*Dataset entries:*
● ● ● ●
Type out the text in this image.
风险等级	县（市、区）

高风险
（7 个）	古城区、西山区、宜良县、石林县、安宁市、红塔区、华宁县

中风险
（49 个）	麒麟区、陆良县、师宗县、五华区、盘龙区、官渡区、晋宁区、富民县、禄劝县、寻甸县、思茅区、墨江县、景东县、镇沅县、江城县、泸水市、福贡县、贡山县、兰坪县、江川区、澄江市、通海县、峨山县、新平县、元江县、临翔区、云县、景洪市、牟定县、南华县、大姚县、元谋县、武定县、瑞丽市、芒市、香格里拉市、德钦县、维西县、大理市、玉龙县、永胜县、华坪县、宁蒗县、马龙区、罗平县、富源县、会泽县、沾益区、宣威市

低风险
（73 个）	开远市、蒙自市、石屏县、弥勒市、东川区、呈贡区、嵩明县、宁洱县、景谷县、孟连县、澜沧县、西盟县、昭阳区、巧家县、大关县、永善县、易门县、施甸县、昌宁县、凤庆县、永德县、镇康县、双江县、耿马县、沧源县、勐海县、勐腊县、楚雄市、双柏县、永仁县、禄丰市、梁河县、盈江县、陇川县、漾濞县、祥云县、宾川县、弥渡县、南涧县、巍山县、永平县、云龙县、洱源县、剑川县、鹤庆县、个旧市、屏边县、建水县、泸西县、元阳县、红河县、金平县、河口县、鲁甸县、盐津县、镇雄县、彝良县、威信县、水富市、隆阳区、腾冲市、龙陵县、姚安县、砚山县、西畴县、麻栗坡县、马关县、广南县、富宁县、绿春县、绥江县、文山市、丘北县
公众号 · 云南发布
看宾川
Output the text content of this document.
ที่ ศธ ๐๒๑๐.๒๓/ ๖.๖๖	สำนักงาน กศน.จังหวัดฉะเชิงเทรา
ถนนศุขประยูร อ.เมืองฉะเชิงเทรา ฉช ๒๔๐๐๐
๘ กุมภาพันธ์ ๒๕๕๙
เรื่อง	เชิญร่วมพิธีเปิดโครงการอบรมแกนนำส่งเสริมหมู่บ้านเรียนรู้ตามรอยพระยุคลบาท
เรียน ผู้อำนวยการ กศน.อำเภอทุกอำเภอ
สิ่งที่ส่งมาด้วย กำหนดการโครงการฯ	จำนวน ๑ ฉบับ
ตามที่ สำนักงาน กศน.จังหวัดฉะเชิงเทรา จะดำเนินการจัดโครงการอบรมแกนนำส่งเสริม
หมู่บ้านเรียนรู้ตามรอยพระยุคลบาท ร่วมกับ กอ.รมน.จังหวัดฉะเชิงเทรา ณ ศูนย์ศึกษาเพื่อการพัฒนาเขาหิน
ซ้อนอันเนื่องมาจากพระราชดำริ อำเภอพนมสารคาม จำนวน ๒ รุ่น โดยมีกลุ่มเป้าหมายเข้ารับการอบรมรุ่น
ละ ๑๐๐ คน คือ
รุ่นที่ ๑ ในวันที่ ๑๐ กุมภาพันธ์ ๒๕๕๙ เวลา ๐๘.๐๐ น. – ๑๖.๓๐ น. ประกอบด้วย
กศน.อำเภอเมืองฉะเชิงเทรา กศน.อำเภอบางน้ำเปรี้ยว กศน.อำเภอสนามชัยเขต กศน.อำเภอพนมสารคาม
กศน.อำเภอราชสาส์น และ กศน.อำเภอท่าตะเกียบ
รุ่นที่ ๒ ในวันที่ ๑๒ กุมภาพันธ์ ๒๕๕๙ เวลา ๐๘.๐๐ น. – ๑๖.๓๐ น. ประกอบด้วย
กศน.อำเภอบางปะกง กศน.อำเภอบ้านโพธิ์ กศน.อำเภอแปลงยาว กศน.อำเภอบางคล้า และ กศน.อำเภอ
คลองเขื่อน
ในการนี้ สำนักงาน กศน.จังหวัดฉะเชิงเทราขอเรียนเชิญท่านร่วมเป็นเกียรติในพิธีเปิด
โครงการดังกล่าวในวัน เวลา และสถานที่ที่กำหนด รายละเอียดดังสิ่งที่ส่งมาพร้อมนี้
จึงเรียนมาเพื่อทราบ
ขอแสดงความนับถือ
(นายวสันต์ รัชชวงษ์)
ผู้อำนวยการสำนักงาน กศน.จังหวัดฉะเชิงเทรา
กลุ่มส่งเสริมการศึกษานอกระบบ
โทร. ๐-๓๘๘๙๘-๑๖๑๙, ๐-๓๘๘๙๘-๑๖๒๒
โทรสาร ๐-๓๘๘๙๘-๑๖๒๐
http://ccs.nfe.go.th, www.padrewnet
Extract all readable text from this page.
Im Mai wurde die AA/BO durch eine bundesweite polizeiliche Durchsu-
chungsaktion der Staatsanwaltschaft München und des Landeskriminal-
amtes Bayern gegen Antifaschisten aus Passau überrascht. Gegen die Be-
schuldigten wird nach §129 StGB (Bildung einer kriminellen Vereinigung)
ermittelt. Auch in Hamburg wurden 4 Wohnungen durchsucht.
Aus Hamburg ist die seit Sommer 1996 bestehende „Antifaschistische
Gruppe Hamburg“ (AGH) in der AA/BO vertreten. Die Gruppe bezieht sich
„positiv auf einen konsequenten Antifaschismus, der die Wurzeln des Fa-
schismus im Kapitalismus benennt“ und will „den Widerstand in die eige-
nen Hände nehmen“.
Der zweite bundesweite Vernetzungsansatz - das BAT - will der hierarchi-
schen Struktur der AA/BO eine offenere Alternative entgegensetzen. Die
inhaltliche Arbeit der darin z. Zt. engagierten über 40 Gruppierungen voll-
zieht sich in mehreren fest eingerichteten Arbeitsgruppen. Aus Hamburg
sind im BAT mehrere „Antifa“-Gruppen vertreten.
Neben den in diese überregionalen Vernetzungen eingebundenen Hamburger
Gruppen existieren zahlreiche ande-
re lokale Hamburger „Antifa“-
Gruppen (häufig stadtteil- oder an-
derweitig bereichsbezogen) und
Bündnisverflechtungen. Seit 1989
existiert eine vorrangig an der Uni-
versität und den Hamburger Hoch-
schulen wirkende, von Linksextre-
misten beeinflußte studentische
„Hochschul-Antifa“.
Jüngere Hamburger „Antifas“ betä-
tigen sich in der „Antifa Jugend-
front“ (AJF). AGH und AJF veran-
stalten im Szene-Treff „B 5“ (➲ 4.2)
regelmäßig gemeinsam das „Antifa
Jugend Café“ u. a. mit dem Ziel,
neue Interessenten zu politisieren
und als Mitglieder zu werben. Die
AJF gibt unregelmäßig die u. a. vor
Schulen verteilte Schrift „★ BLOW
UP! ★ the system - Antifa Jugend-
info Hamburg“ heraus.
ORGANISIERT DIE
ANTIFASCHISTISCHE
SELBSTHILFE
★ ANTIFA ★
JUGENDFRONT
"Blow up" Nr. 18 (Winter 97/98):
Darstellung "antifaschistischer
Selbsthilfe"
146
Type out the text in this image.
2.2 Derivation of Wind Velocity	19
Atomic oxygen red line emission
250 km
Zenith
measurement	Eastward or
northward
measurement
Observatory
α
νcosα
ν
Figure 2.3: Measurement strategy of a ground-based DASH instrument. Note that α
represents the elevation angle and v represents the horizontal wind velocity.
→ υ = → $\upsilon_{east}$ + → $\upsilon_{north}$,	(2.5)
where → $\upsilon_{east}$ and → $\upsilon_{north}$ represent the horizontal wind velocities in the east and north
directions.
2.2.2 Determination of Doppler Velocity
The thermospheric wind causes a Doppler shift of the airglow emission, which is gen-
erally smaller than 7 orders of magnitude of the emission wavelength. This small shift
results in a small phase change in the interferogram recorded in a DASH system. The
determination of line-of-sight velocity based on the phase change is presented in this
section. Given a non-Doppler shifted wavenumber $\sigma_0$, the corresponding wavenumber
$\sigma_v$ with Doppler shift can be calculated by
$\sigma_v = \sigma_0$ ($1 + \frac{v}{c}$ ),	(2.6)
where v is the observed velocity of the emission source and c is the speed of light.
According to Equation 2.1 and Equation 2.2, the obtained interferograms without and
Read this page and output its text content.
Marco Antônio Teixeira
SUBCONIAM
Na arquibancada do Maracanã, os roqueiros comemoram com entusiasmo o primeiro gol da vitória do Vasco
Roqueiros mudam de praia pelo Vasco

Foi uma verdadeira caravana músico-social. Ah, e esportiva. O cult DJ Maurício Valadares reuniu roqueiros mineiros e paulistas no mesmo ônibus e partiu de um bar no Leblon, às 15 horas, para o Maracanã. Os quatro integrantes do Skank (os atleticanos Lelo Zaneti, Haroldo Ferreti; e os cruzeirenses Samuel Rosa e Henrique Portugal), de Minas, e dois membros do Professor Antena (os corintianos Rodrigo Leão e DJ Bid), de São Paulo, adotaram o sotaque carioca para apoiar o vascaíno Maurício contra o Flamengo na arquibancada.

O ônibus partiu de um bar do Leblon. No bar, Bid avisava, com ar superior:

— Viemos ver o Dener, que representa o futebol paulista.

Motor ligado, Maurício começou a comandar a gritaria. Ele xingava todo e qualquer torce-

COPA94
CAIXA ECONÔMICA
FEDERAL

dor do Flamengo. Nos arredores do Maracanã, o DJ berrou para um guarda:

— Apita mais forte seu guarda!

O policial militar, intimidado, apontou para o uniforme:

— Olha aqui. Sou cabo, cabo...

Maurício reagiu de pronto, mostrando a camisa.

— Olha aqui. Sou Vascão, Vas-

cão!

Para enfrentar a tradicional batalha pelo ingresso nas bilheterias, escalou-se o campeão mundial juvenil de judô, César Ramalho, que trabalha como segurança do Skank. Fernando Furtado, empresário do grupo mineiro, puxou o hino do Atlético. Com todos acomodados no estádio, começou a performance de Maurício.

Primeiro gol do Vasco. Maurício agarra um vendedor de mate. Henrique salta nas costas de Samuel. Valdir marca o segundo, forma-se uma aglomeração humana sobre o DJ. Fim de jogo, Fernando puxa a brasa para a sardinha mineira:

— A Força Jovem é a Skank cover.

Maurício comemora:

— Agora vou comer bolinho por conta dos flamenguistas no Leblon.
● ● ● ●
*Task directions:* Write out each line of the data that holds the string "horizontal".

*Final result:*
represents the elevation angle and v represents the horizontal wind velocity.
where → $\upsilon_{east}$ and → $\upsilon_{north}$ represent the horizontal wind velocities in the east and north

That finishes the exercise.